[STATED GOAL]:
Please print the lines below word for word, starting at the first one and going through the line with "candle [323, 295, 326, 304]", including that line.

Dataset excerpt
---

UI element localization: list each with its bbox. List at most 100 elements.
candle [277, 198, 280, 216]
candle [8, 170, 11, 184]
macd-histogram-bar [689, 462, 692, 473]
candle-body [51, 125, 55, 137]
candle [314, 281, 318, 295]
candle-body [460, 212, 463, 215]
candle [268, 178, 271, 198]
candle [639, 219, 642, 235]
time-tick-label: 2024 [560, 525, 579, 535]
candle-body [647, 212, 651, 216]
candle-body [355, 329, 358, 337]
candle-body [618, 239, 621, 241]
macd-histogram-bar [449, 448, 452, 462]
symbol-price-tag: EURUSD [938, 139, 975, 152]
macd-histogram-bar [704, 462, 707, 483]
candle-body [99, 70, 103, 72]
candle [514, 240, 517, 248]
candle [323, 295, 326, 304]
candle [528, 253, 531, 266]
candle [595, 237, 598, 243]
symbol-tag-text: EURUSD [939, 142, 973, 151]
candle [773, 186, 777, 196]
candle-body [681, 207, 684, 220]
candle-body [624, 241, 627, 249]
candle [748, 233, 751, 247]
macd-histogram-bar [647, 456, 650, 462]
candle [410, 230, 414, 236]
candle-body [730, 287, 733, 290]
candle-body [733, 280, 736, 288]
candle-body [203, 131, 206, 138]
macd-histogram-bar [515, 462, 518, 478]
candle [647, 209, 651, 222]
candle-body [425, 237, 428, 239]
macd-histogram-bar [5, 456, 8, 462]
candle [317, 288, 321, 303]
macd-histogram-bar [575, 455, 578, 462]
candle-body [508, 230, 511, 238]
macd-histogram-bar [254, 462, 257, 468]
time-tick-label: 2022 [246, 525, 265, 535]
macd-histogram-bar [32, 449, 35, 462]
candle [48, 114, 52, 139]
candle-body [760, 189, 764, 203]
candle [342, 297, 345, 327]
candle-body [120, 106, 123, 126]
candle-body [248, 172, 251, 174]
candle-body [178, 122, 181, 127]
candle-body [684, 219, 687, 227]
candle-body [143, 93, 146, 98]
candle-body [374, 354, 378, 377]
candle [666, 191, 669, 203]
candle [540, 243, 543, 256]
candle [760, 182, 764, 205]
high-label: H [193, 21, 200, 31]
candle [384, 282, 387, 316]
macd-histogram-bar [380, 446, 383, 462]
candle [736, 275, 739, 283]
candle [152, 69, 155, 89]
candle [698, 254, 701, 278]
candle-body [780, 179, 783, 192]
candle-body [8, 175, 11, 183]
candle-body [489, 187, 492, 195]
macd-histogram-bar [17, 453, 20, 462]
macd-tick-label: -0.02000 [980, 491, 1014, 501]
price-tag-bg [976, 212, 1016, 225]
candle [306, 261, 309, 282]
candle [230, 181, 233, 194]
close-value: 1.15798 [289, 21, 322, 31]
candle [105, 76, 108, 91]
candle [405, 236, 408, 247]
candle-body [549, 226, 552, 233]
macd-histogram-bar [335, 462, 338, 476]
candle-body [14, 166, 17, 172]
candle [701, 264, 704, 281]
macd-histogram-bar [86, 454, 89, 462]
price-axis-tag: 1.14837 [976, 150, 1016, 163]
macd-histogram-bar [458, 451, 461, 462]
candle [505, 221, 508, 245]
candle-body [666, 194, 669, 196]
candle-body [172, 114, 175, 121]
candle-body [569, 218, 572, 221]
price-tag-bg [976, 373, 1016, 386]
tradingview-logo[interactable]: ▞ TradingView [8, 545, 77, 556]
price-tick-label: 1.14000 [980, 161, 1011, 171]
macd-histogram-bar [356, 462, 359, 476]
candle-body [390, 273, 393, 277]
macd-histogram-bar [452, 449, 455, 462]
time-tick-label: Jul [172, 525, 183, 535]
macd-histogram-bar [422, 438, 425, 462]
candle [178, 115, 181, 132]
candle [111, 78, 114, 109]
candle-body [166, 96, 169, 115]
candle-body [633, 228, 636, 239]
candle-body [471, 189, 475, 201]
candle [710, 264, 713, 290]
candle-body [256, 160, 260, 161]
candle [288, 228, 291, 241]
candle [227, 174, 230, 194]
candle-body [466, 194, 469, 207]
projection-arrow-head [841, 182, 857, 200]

---

[THE RESULT]:
UI element localization: list each with its bbox. List at most 100 elements.
candle [277, 198, 280, 216]
candle [8, 170, 11, 184]
macd-histogram-bar [689, 462, 692, 473]
candle-body [51, 125, 55, 137]
candle [314, 281, 318, 295]
candle-body [460, 212, 463, 215]
candle [268, 178, 271, 198]
candle [639, 219, 642, 235]
time-tick-label: 2024 [560, 525, 579, 535]
candle-body [647, 212, 651, 216]
candle-body [355, 329, 358, 337]
candle-body [618, 239, 621, 241]
macd-histogram-bar [449, 448, 452, 462]
symbol-price-tag: EURUSD [938, 139, 975, 152]
macd-histogram-bar [704, 462, 707, 483]
candle-body [99, 70, 103, 72]
candle [514, 240, 517, 248]
candle [323, 295, 326, 304]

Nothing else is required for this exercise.